**Work instructions**
Show all lines that include the string "JSON"; copy each one.

:::::

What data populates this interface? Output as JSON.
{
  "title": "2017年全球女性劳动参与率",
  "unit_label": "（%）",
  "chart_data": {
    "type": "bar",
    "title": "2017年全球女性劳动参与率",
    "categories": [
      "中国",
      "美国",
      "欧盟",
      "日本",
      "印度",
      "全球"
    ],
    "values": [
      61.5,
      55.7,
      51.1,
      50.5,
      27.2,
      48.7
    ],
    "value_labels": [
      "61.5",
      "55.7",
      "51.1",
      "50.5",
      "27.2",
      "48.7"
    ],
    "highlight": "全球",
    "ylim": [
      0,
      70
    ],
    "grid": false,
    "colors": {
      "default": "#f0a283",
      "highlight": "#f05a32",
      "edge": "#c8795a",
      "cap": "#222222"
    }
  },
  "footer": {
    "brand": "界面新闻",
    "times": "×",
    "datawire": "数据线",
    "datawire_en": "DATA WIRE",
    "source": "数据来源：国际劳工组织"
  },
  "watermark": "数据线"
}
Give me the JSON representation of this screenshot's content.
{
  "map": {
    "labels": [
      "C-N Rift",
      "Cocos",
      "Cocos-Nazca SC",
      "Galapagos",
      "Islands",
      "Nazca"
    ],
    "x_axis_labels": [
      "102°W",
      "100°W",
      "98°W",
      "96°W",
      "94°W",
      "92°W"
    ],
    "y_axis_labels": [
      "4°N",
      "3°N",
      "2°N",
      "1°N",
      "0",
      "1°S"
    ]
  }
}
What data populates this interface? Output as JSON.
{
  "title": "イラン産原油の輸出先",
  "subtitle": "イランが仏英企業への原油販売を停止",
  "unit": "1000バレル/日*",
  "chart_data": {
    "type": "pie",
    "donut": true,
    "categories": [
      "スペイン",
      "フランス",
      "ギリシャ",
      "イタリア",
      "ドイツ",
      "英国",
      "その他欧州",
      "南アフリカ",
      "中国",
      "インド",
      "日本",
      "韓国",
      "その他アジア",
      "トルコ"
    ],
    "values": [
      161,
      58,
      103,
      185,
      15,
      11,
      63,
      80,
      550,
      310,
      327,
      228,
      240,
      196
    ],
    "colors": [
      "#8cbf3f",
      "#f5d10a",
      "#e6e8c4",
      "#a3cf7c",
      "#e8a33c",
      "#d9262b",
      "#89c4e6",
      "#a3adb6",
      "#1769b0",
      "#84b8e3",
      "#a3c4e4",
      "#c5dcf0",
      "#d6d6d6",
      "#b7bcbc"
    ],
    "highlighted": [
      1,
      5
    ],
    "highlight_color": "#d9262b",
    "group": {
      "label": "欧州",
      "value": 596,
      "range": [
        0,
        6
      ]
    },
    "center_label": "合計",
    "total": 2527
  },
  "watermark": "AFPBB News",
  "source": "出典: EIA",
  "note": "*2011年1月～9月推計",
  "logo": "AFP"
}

:::::

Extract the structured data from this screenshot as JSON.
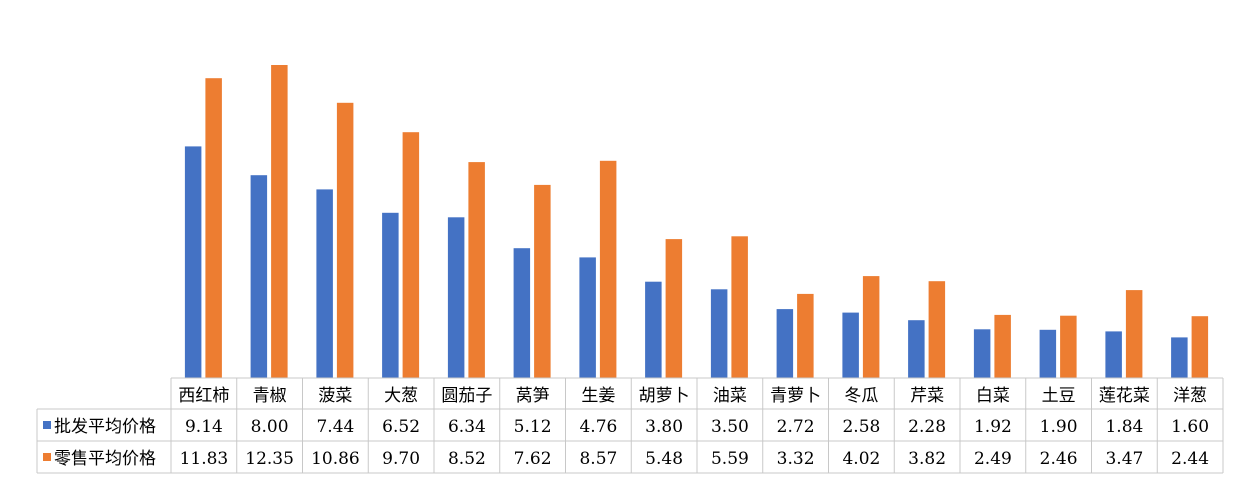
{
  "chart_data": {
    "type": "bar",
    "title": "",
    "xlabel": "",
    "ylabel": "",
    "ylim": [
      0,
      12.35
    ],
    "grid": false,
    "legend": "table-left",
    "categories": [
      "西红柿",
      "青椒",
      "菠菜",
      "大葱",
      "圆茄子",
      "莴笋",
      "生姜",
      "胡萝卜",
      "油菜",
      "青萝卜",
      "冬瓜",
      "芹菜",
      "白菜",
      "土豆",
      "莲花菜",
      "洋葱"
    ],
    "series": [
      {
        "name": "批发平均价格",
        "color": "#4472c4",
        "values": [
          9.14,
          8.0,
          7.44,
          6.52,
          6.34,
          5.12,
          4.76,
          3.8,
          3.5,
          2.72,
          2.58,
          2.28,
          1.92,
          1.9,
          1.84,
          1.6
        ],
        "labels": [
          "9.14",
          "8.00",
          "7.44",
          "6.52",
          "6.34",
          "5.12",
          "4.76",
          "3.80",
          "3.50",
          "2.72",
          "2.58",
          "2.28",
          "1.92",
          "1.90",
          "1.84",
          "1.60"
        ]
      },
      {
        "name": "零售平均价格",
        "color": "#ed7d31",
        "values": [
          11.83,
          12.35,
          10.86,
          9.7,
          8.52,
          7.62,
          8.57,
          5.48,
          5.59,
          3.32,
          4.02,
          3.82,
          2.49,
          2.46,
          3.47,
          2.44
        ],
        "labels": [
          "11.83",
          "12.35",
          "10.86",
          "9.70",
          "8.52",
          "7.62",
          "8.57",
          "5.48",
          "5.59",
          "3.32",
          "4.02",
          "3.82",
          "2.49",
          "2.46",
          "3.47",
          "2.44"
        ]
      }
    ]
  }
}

:::::

**Solution to this problem**
What data populates this interface? Output as JSON.
Give me the JSON representation of this screenshot's content.
What data populates this interface? Output as JSON.
Extract the structured data from this screenshot as JSON.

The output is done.